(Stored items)
-- begin --
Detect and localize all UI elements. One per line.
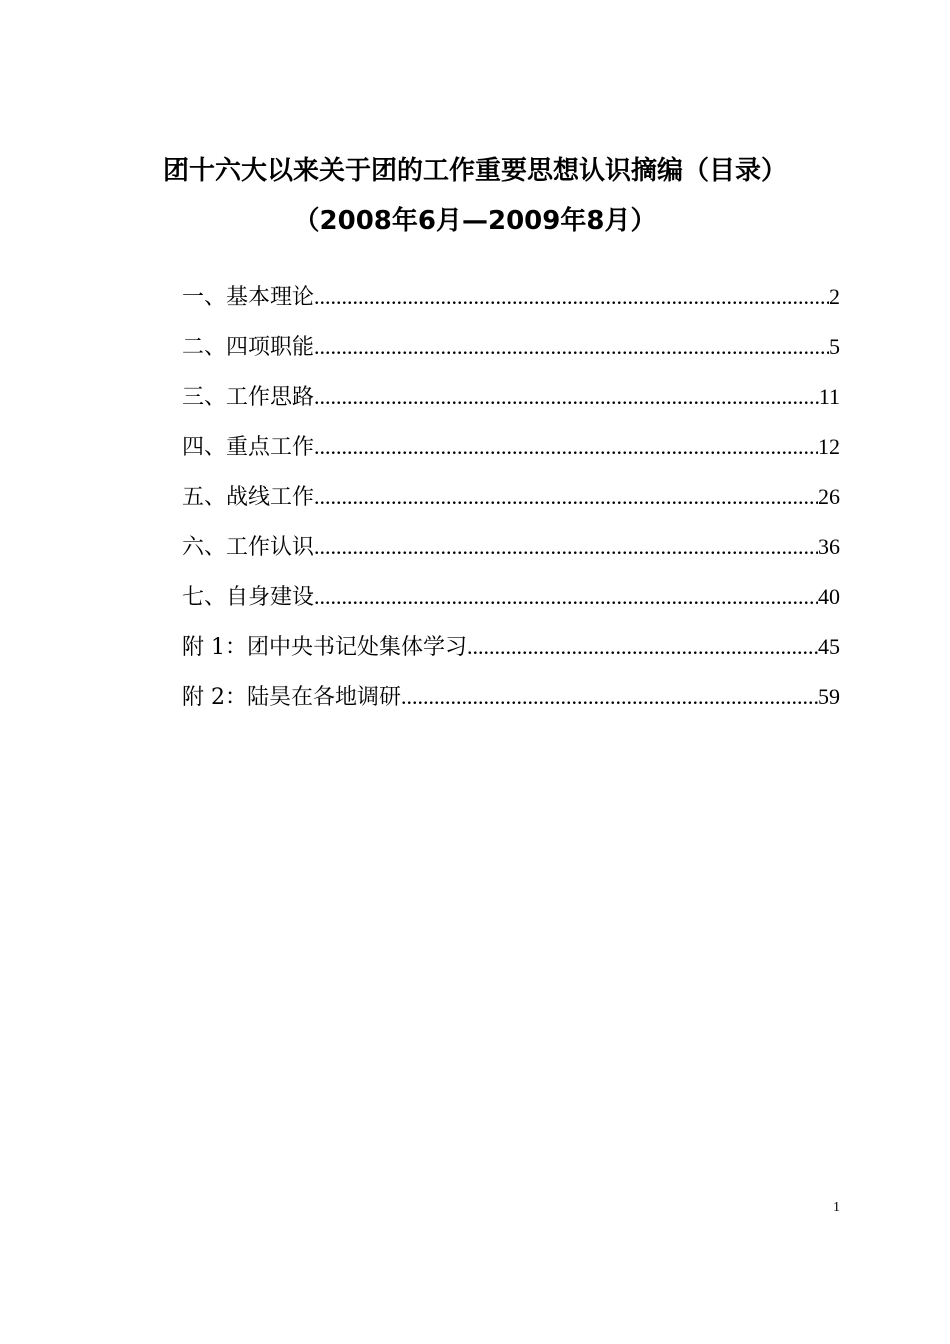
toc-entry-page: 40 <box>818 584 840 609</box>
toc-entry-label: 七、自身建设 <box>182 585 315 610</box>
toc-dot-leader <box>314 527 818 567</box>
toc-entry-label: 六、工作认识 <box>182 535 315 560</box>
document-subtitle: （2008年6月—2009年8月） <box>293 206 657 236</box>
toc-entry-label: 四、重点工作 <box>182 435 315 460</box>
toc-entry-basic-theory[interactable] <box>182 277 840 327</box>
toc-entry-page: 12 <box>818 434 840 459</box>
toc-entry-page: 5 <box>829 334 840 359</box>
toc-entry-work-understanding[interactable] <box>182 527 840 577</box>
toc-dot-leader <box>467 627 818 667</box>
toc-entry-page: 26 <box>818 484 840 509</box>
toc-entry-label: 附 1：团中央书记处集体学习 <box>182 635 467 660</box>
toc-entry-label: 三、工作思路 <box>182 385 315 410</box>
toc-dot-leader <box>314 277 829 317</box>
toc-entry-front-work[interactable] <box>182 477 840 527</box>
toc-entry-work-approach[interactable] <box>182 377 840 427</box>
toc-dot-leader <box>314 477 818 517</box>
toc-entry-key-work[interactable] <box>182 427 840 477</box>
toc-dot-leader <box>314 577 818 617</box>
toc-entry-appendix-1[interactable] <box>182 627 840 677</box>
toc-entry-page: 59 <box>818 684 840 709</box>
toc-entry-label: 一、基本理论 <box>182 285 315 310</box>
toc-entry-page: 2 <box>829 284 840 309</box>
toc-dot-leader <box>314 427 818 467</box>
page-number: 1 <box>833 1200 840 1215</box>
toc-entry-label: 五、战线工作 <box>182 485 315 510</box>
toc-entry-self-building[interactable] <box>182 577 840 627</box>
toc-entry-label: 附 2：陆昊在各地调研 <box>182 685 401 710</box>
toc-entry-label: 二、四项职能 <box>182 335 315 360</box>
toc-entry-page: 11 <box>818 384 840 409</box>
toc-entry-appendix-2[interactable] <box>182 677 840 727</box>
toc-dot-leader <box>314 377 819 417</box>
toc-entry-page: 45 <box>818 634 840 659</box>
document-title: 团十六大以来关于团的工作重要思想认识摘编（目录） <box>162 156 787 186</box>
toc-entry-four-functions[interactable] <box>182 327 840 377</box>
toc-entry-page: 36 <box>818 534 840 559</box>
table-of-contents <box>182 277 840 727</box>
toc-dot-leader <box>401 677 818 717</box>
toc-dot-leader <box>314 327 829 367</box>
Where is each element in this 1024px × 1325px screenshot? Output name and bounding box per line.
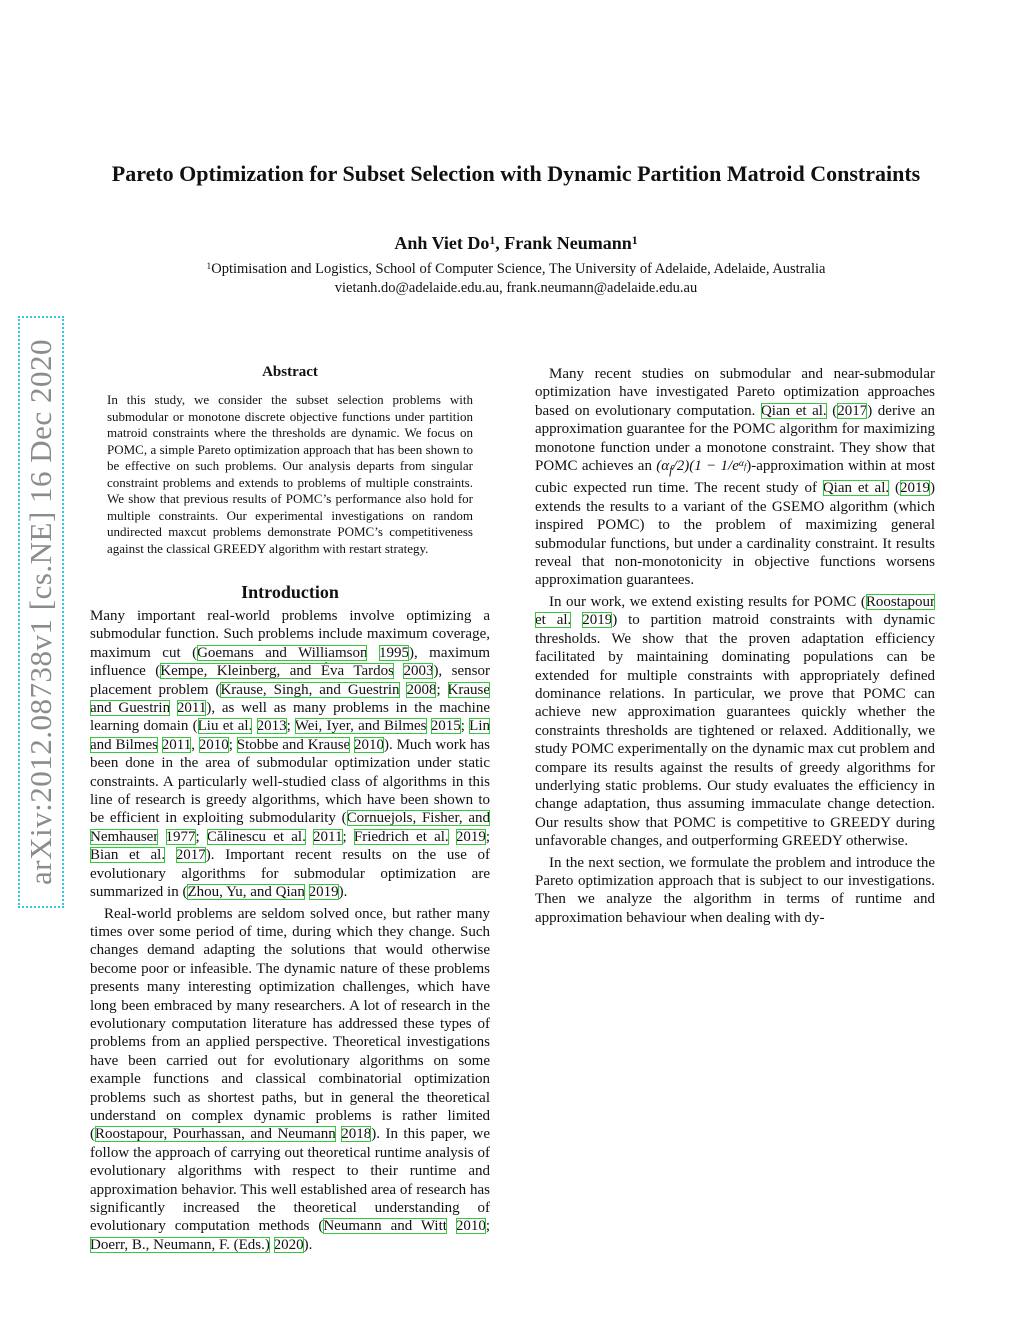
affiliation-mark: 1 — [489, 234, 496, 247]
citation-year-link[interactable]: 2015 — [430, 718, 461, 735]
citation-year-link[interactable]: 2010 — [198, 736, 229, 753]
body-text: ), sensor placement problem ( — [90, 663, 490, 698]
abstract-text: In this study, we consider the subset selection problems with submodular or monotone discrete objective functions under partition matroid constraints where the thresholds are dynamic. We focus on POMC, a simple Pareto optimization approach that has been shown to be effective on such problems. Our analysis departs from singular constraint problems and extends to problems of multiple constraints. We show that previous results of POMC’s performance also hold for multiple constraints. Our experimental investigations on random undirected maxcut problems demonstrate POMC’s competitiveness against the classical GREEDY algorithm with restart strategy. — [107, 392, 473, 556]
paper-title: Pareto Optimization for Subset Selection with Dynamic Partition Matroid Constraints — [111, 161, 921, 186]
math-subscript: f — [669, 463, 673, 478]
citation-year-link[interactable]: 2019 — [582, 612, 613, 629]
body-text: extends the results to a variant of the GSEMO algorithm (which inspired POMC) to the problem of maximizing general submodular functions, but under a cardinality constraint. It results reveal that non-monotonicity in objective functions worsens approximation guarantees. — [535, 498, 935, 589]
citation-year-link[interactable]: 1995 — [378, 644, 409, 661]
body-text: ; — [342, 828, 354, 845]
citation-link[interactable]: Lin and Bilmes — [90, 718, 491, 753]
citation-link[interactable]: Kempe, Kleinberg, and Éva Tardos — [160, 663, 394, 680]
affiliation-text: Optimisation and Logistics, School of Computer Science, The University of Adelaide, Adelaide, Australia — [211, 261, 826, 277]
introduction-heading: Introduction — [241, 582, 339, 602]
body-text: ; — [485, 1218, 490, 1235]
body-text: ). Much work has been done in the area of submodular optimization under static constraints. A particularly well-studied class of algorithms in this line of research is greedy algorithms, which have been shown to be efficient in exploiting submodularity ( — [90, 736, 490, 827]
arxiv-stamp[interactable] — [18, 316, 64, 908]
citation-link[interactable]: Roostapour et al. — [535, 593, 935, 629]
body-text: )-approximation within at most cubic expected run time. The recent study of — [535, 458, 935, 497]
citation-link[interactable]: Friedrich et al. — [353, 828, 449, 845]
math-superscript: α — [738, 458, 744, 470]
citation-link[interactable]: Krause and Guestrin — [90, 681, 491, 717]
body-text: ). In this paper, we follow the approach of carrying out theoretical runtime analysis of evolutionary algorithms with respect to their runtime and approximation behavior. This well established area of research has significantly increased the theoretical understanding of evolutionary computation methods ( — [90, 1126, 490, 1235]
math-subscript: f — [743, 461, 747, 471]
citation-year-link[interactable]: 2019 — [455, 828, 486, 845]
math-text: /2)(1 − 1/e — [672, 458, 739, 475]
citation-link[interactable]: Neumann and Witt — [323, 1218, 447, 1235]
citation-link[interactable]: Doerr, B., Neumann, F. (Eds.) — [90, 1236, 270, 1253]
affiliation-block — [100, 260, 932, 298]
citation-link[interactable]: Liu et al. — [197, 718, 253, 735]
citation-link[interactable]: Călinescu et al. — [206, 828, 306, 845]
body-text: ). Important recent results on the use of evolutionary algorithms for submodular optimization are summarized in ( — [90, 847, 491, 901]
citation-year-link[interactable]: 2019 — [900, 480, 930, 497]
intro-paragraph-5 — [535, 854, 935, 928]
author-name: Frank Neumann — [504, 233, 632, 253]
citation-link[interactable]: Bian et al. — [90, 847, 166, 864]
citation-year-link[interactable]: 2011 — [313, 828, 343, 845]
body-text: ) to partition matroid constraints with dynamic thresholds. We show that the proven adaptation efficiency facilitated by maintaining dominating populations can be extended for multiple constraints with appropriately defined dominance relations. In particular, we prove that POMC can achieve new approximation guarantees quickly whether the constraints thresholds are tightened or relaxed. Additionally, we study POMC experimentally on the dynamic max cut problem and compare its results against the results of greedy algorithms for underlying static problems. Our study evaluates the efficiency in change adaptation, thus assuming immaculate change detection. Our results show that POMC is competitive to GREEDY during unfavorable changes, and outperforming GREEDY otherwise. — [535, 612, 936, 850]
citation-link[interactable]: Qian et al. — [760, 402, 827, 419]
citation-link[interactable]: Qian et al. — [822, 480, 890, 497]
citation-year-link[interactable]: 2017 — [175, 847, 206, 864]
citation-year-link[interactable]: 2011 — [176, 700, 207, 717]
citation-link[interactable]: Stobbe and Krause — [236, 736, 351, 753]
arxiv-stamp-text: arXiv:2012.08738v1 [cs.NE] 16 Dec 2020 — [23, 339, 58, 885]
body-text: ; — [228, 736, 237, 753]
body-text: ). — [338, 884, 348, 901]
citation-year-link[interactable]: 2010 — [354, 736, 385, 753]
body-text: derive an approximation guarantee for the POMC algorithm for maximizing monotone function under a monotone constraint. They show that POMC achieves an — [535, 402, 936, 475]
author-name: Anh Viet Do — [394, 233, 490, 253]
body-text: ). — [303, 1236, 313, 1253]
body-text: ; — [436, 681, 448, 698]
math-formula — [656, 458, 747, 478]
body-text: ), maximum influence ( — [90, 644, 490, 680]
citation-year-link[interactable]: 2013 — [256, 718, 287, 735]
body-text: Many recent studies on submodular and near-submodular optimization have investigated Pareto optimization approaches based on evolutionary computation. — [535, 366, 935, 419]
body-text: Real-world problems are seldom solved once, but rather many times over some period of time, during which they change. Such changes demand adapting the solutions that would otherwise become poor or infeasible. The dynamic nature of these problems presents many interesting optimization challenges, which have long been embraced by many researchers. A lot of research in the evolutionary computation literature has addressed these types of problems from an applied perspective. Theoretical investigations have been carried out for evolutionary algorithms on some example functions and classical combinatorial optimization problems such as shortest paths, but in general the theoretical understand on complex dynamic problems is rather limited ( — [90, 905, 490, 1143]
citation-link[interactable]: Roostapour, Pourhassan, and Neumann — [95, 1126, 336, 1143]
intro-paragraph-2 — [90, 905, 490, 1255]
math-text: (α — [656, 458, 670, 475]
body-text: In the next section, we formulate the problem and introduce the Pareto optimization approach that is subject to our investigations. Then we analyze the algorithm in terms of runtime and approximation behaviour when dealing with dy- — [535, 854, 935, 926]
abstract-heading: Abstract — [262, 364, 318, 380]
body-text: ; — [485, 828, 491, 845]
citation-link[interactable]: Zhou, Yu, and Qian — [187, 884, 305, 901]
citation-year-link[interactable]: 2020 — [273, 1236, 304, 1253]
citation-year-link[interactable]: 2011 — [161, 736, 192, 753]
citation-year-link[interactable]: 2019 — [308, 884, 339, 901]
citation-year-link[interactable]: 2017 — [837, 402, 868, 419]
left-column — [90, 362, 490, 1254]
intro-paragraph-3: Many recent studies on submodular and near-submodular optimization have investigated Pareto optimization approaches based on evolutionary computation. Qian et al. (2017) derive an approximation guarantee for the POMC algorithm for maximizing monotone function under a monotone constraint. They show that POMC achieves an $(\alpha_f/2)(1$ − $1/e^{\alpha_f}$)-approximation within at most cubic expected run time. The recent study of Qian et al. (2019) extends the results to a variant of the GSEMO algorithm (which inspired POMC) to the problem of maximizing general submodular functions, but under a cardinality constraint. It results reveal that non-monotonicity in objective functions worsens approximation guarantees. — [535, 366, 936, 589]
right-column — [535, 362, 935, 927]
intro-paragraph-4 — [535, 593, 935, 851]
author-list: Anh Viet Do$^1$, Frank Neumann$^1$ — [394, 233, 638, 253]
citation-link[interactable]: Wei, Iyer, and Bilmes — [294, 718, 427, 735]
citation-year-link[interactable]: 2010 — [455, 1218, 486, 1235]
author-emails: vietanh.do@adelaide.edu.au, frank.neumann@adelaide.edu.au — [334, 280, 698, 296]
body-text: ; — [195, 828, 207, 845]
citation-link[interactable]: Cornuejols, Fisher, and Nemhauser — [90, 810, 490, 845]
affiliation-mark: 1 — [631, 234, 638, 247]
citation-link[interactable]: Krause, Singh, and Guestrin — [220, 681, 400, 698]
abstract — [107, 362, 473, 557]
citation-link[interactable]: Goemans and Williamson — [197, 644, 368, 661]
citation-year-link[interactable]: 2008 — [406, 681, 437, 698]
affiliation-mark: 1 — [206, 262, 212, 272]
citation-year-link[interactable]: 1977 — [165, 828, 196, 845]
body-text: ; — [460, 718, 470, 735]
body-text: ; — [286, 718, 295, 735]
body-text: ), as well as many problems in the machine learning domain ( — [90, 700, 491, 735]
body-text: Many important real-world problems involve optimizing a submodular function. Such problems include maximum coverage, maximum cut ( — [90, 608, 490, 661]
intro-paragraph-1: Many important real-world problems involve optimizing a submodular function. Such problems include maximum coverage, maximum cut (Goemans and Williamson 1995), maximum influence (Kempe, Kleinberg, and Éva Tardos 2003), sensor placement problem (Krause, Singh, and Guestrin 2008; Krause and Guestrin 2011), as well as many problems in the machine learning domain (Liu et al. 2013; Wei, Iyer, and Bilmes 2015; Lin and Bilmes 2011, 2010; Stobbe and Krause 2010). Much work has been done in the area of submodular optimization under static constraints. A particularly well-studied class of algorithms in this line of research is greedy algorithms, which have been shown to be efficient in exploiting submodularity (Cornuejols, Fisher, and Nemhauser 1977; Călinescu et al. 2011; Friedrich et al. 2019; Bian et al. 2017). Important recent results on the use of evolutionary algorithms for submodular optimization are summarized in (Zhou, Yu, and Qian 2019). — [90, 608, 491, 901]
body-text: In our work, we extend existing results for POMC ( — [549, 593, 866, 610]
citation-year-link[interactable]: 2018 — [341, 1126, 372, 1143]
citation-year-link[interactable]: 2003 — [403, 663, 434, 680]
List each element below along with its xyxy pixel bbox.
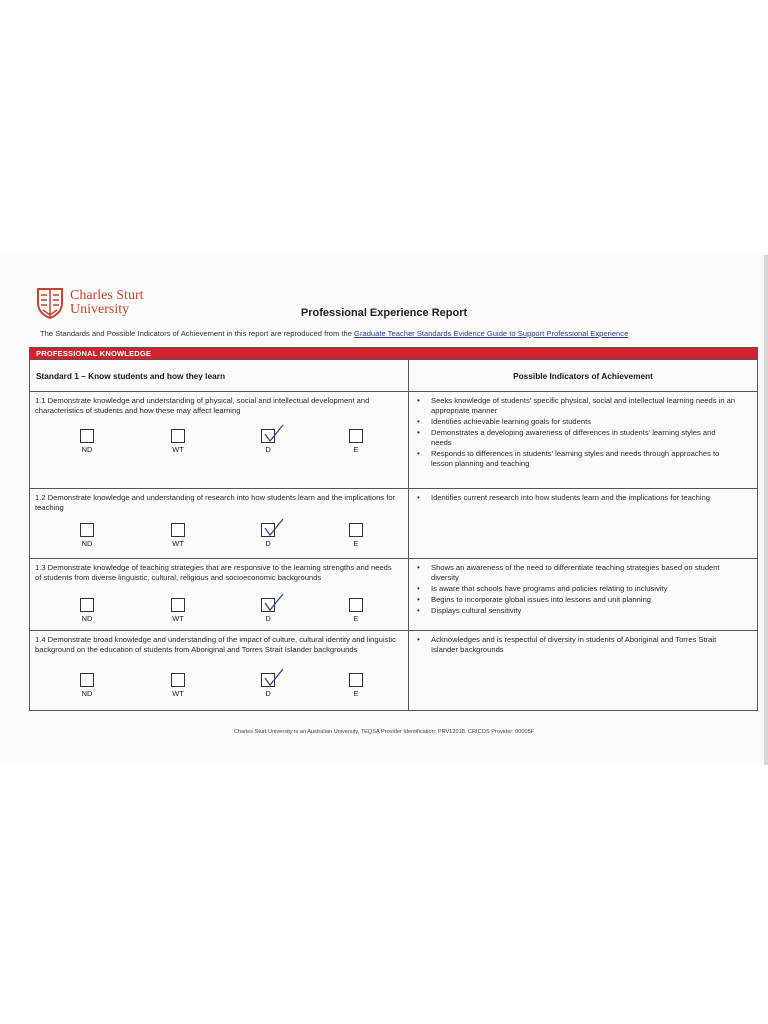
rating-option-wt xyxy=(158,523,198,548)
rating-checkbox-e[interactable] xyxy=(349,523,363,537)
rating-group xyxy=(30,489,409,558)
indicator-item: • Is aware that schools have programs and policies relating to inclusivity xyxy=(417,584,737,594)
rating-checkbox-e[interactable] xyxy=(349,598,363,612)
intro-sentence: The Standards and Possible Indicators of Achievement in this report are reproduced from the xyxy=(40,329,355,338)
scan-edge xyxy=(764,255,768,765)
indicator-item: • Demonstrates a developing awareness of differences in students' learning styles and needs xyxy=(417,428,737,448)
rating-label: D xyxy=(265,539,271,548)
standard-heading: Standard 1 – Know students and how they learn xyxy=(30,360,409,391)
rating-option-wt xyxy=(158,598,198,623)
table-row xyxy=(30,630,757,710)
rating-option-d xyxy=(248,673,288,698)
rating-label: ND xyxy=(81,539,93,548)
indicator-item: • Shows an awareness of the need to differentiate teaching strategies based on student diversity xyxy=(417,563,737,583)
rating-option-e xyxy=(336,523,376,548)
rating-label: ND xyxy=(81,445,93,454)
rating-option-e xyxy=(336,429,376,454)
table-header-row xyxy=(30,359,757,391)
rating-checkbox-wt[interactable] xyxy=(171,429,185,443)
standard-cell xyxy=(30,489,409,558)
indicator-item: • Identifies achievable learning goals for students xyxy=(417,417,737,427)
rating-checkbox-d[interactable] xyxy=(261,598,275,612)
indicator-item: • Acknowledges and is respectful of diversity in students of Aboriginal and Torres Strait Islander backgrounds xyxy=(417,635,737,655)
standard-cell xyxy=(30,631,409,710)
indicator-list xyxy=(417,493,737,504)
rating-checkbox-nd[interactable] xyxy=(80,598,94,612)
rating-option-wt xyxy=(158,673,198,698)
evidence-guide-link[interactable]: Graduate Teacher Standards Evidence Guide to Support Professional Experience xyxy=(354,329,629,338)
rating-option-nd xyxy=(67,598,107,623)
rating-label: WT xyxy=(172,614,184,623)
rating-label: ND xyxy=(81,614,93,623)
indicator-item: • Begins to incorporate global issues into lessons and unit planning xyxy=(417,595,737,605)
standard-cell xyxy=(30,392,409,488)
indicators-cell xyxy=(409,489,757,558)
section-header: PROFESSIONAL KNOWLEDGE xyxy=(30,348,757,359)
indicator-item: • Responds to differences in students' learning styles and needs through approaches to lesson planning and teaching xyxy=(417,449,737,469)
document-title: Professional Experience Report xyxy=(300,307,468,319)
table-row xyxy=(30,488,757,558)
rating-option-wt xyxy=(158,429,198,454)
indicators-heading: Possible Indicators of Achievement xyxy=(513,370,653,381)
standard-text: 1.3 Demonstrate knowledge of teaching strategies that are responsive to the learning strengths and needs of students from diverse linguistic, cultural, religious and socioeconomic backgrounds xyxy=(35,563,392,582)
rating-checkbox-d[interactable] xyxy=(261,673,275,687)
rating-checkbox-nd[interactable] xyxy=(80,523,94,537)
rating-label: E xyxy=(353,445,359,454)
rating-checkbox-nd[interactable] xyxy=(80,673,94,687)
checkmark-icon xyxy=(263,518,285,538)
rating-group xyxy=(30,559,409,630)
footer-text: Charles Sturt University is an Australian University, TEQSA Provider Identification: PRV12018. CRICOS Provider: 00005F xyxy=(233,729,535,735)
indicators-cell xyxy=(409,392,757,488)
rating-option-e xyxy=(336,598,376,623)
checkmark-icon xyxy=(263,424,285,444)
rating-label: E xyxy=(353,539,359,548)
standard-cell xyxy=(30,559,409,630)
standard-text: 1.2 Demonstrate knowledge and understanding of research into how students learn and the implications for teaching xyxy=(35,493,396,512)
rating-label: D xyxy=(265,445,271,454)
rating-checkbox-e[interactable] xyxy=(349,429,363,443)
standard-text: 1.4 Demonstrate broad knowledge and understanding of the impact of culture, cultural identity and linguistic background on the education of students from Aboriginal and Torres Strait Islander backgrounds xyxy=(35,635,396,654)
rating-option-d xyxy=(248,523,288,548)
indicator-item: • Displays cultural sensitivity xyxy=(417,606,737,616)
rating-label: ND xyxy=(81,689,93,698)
-- end --
_REQUIRED TASK_: Retype the lines from the one with "affiliation-mark: 1 — [489, 234, 496, 247]" up to and including the one with "body-text: ), sensor", reproducing them character for character.

_RESULT FOR THIS EXERCISE_:
affiliation-mark: 1 — [489, 234, 496, 247]
citation-year-link[interactable]: 2015 — [430, 718, 461, 735]
citation-year-link[interactable]: 2010 — [198, 736, 229, 753]
body-text: ), sensor placement problem ( — [90, 663, 490, 698]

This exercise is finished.